Instruction:
Exclude all pictures, then copy each of the records exactly as written.

□ □ □ □ □ □ □

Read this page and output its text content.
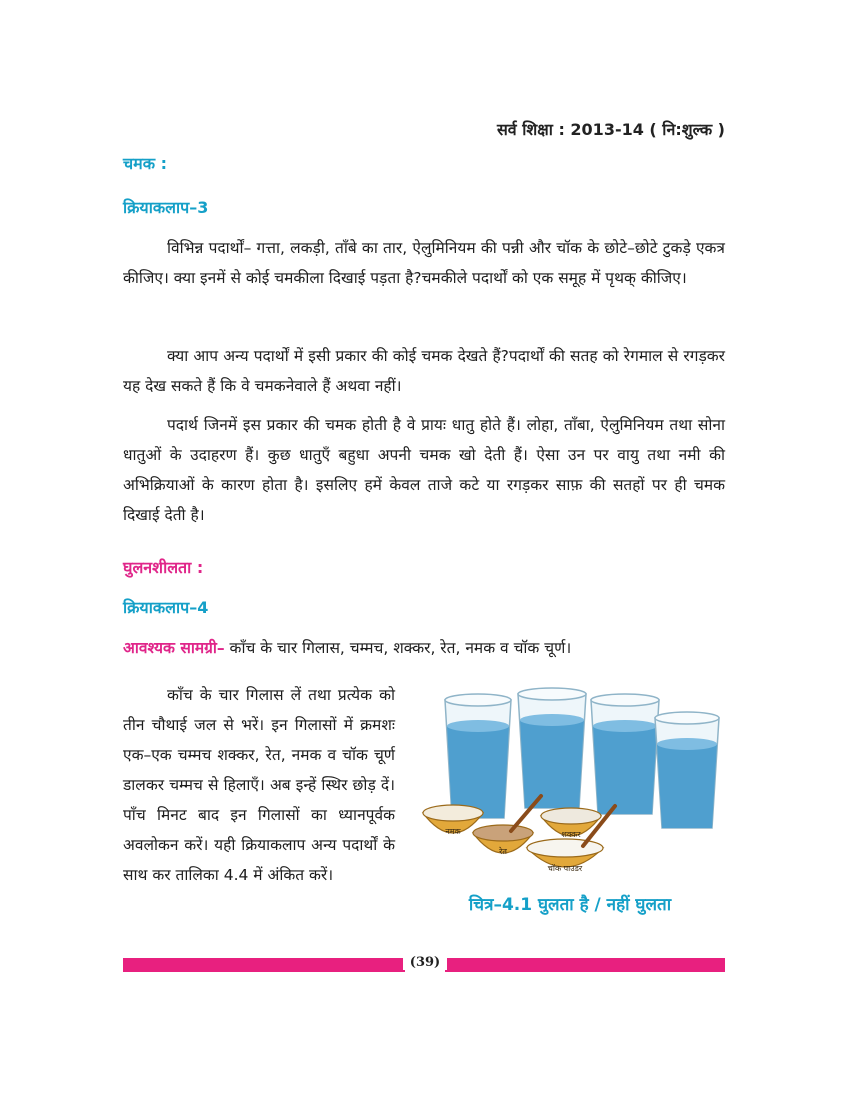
सर्व शिक्षा : 2013-14 ( नि:शुल्क )
चमक :
क्रियाकलाप–3

विभिन्न पदार्थों– गत्ता, लकड़ी, ताँबे का तार, ऐलुमिनियम की पन्नी और चॉक के छोटे–छोटे टुकड़े एकत्र कीजिए। क्या इनमें से कोई चमकीला दिखाई पड़ता है?चमकीले पदार्थों को एक समूह में पृथक् कीजिए।

क्या आप अन्य पदार्थों में इसी प्रकार की कोई चमक देखते हैं?पदार्थों की सतह को रेगमाल से रगड़कर यह देख सकते हैं कि वे चमकनेवाले हैं अथवा नहीं।

पदार्थ जिनमें इस प्रकार की चमक होती है वे प्रायः धातु होते हैं। लोहा, ताँबा, ऐलुमिनियम तथा सोना धातुओं के उदाहरण हैं। कुछ धातुएँ बहुधा अपनी चमक खो देती हैं। ऐसा उन पर वायु तथा नमी की अभिक्रियाओं के कारण होता है। इसलिए हमें केवल ताजे कटे या रगड़कर साफ़ की सतहों पर ही चमक दिखाई देती है।

घुलनशीलता :
क्रियाकलाप–4
आवश्यक सामग्री– काँच के चार गिलास, चम्मच, शक्कर, रेत, नमक व चॉक चूर्ण।

काँच के चार गिलास लें तथा प्रत्येक को तीन चौथाई जल से भरें। इन गिलासों में क्रमशः एक–एक चम्मच शक्कर, रेत, नमक व चॉक चूर्ण डालकर चम्मच से हिलाएँ। अब इन्हें स्थिर छोड़ दें। पाँच मिनट बाद इन गिलासों का ध्यानपूर्वक अवलोकन करें। यही क्रियाकलाप अन्य पदार्थों के साथ कर तालिका 4.4 में अंकित करें।

नमक
रेत
शक्कर
चॉक पाउडर
चित्र–4.1 घुलता है / नहीं घुलता
(39)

□ □ □ □ □ □ □

Exercise result:
Read this page and output its text content.
सर्व शिक्षा : 2013-14 ( नि:शुल्क )
चमक :
क्रियाकलाप–3

विभिन्न पदार्थों– गत्ता, लकड़ी, ताँबे का तार, ऐलुमिनियम की पन्नी और चॉक के छोटे–छोटे टुकड़े एकत्र कीजिए। क्या इनमें से कोई चमकीला दिखाई पड़ता है?चमकीले पदार्थों को एक समूह में पृथक् कीजिए।

क्या आप अन्य पदार्थों में इसी प्रकार की कोई चमक देखते हैं?पदार्थों की सतह को रेगमाल से रगड़कर यह देख सकते हैं कि वे चमकनेवाले हैं अथवा नहीं।

पदार्थ जिनमें इस प्रकार की चमक होती है वे प्रायः धातु होते हैं। लोहा, ताँबा, ऐलुमिनियम तथा सोना धातुओं के उदाहरण हैं। कुछ धातुएँ बहुधा अपनी चमक खो देती हैं। ऐसा उन पर वायु तथा नमी की अभिक्रियाओं के कारण होता है। इसलिए हमें केवल ताजे कटे या रगड़कर साफ़ की सतहों पर ही चमक दिखाई देती है।

घुलनशीलता :
क्रियाकलाप–4
आवश्यक सामग्री– काँच के चार गिलास, चम्मच, शक्कर, रेत, नमक व चॉक चूर्ण।

काँच के चार गिलास लें तथा प्रत्येक को तीन चौथाई जल से भरें। इन गिलासों में क्रमशः एक–एक चम्मच शक्कर, रेत, नमक व चॉक चूर्ण डालकर चम्मच से हिलाएँ। अब इन्हें स्थिर छोड़ दें। पाँच मिनट बाद इन गिलासों का ध्यानपूर्वक अवलोकन करें। यही क्रियाकलाप अन्य पदार्थों के साथ कर तालिका 4.4 में अंकित करें।

नमक
रेत
शक्कर
चॉक पाउडर
चित्र–4.1 घुलता है / नहीं घुलता
(39)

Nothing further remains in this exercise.